-- start of Task input --

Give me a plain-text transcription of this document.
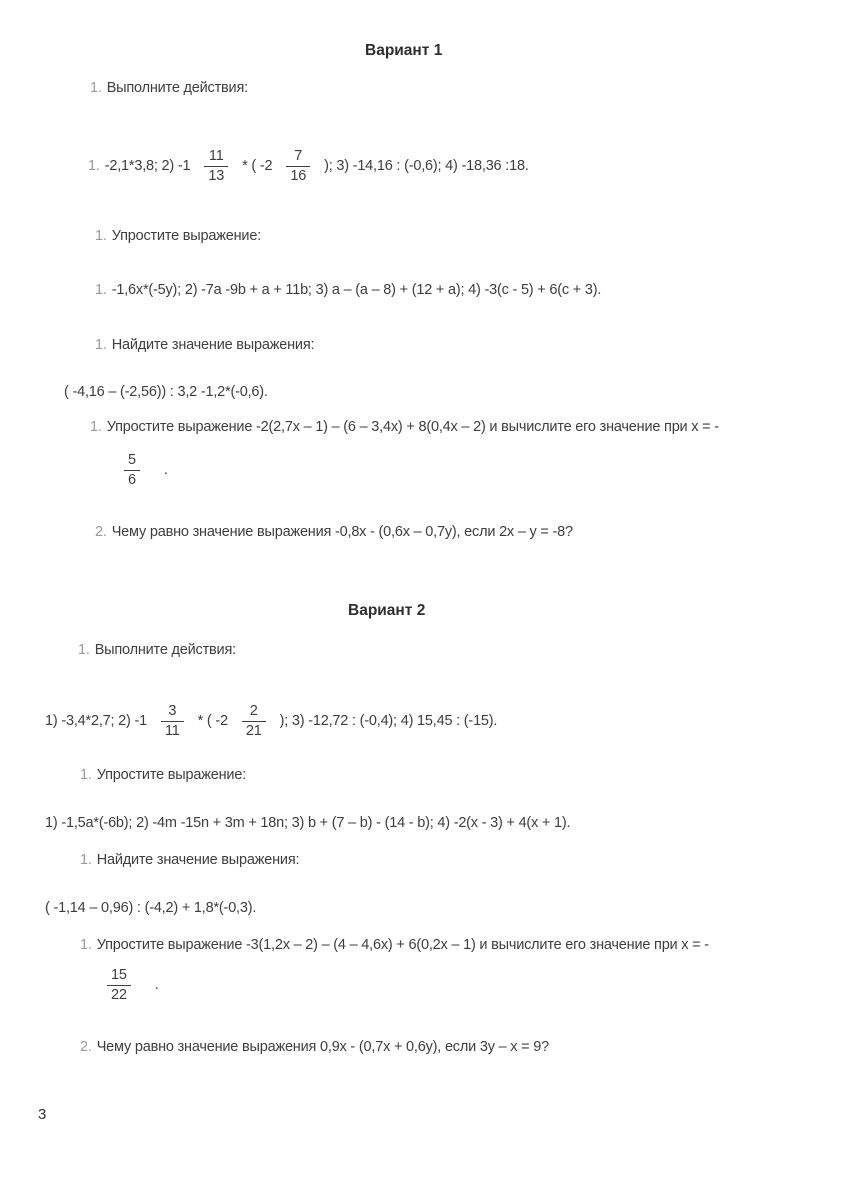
Вариант 1
1. Выполните действия:
1. -2,1*3,8; 2) $-1 \frac{11}{13}$ * ( $-2 \frac{7}{16}$ ); 3) -14,16 : (-0,6); 4) -18,36 :18.
1. Упростите выражение:
1. -1,6x*(-5y); 2) -7a -9b + a + 11b; 3) a – (a – 8) + (12 + a); 4) -3(c - 5) + 6(c + 3).
1. Найдите значение выражения:
( -4,16 – (-2,56)) : 3,2 -1,2*(-0,6).
1. Упростите выражение -2(2,7x – 1) – (6 – 3,4x) + 8(0,4x – 2) и вычислите его значение при x = -
$\frac{5}{6}$ .
2. Чему равно значение выражения -0,8x - (0,6x – 0,7y), если 2x – y = -8?
Вариант 2
1. Выполните действия:
1) -3,4*2,7; 2) $-1 \frac{3}{11}$ * ( $-2 \frac{2}{21}$ ); 3) -12,72 : (-0,4); 4) 15,45 : (-15).
1. Упростите выражение:
1) -1,5a*(-6b); 2) -4m -15n + 3m + 18n; 3) b + (7 – b) - (14 - b); 4) -2(x - 3) + 4(x + 1).
1. Найдите значение выражения:
( -1,14 – 0,96) : (-4,2) + 1,8*(-0,3).
1. Упростите выражение -3(1,2x – 2) – (4 – 4,6x) + 6(0,2x – 1) и вычислите его значение при x = -
$\frac{15}{22}$ .
2. Чему равно значение выражения 0,9x - (0,7x + 0,6y), если 3y – x = 9?
3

-- end of Task input --

Search the entries for the word "если" and copy every line that has it.

2. Чему равно значение выражения -0,8x - (0,6x – 0,7y), если 2x – y = -8?
2. Чему равно значение выражения 0,9x - (0,7x + 0,6y), если 3y – x = 9?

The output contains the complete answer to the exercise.